Start of Task input

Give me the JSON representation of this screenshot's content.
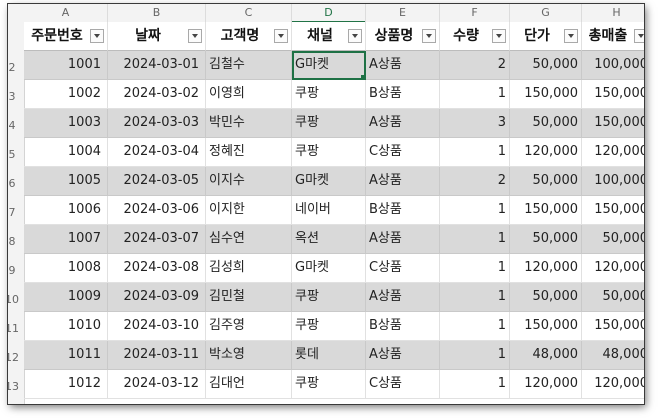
{
  "column_letters": [
    "A",
    "B",
    "C",
    "D",
    "E",
    "F",
    "G",
    "H"
  ],
  "row_numbers": [
    "2",
    "3",
    "4",
    "5",
    "6",
    "7",
    "8",
    "9",
    "10",
    "11",
    "12",
    "13"
  ],
  "headers": [
    "주문번호",
    "날짜",
    "고객명",
    "채널",
    "상품명",
    "수량",
    "단가",
    "총매출"
  ],
  "rows": [
    [
      "1001",
      "2024-03-01",
      "김철수",
      "G마켓",
      "A상품",
      "2",
      "50,000",
      "100,000"
    ],
    [
      "1002",
      "2024-03-02",
      "이영희",
      "쿠팡",
      "B상품",
      "1",
      "150,000",
      "150,000"
    ],
    [
      "1003",
      "2024-03-03",
      "박민수",
      "쿠팡",
      "A상품",
      "3",
      "50,000",
      "150,000"
    ],
    [
      "1004",
      "2024-03-04",
      "정혜진",
      "쿠팡",
      "C상품",
      "1",
      "120,000",
      "120,000"
    ],
    [
      "1005",
      "2024-03-05",
      "이지수",
      "G마켓",
      "A상품",
      "2",
      "50,000",
      "100,000"
    ],
    [
      "1006",
      "2024-03-06",
      "이지한",
      "네이버",
      "B상품",
      "1",
      "150,000",
      "150,000"
    ],
    [
      "1007",
      "2024-03-07",
      "심수연",
      "옥션",
      "A상품",
      "1",
      "50,000",
      "50,000"
    ],
    [
      "1008",
      "2024-03-08",
      "김성희",
      "G마켓",
      "C상품",
      "1",
      "120,000",
      "120,000"
    ],
    [
      "1009",
      "2024-03-09",
      "김민철",
      "쿠팡",
      "A상품",
      "1",
      "50,000",
      "50,000"
    ],
    [
      "1010",
      "2024-03-10",
      "김주영",
      "쿠팡",
      "B상품",
      "1",
      "150,000",
      "150,000"
    ],
    [
      "1011",
      "2024-03-11",
      "박소영",
      "롯데",
      "A상품",
      "1",
      "48,000",
      "48,000"
    ],
    [
      "1012",
      "2024-03-12",
      "김대언",
      "쿠팡",
      "C상품",
      "1",
      "120,000",
      "120,000"
    ]
  ],
  "selected_cell": "D2",
  "colors": {
    "band": "#d9d9d9",
    "selection": "#1e7145"
  }
}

End of Task input

• _Your objective_
All of the data above should be transcribed verbatim, with pictures omitted.

• _Exercise output_
Give me the JSON representation of this screenshot's content.
{
  "column_letters": [
    "A",
    "B",
    "C",
    "D",
    "E",
    "F",
    "G",
    "H"
  ],
  "row_numbers": [
    "2",
    "3",
    "4",
    "5",
    "6",
    "7",
    "8",
    "9",
    "10",
    "11",
    "12",
    "13"
  ],
  "headers": [
    "주문번호",
    "날짜",
    "고객명",
    "채널",
    "상품명",
    "수량",
    "단가",
    "총매출"
  ],
  "rows": [
    [
      "1001",
      "2024-03-01",
      "김철수",
      "G마켓",
      "A상품",
      "2",
      "50,000",
      "100,000"
    ],
    [
      "1002",
      "2024-03-02",
      "이영희",
      "쿠팡",
      "B상품",
      "1",
      "150,000",
      "150,000"
    ],
    [
      "1003",
      "2024-03-03",
      "박민수",
      "쿠팡",
      "A상품",
      "3",
      "50,000",
      "150,000"
    ],
    [
      "1004",
      "2024-03-04",
      "정혜진",
      "쿠팡",
      "C상품",
      "1",
      "120,000",
      "120,000"
    ],
    [
      "1005",
      "2024-03-05",
      "이지수",
      "G마켓",
      "A상품",
      "2",
      "50,000",
      "100,000"
    ],
    [
      "1006",
      "2024-03-06",
      "이지한",
      "네이버",
      "B상품",
      "1",
      "150,000",
      "150,000"
    ],
    [
      "1007",
      "2024-03-07",
      "심수연",
      "옥션",
      "A상품",
      "1",
      "50,000",
      "50,000"
    ],
    [
      "1008",
      "2024-03-08",
      "김성희",
      "G마켓",
      "C상품",
      "1",
      "120,000",
      "120,000"
    ],
    [
      "1009",
      "2024-03-09",
      "김민철",
      "쿠팡",
      "A상품",
      "1",
      "50,000",
      "50,000"
    ],
    [
      "1010",
      "2024-03-10",
      "김주영",
      "쿠팡",
      "B상품",
      "1",
      "150,000",
      "150,000"
    ],
    [
      "1011",
      "2024-03-11",
      "박소영",
      "롯데",
      "A상품",
      "1",
      "48,000",
      "48,000"
    ],
    [
      "1012",
      "2024-03-12",
      "김대언",
      "쿠팡",
      "C상품",
      "1",
      "120,000",
      "120,000"
    ]
  ],
  "selected_cell": "D2",
  "colors": {
    "band": "#d9d9d9",
    "selection": "#1e7145"
  }
}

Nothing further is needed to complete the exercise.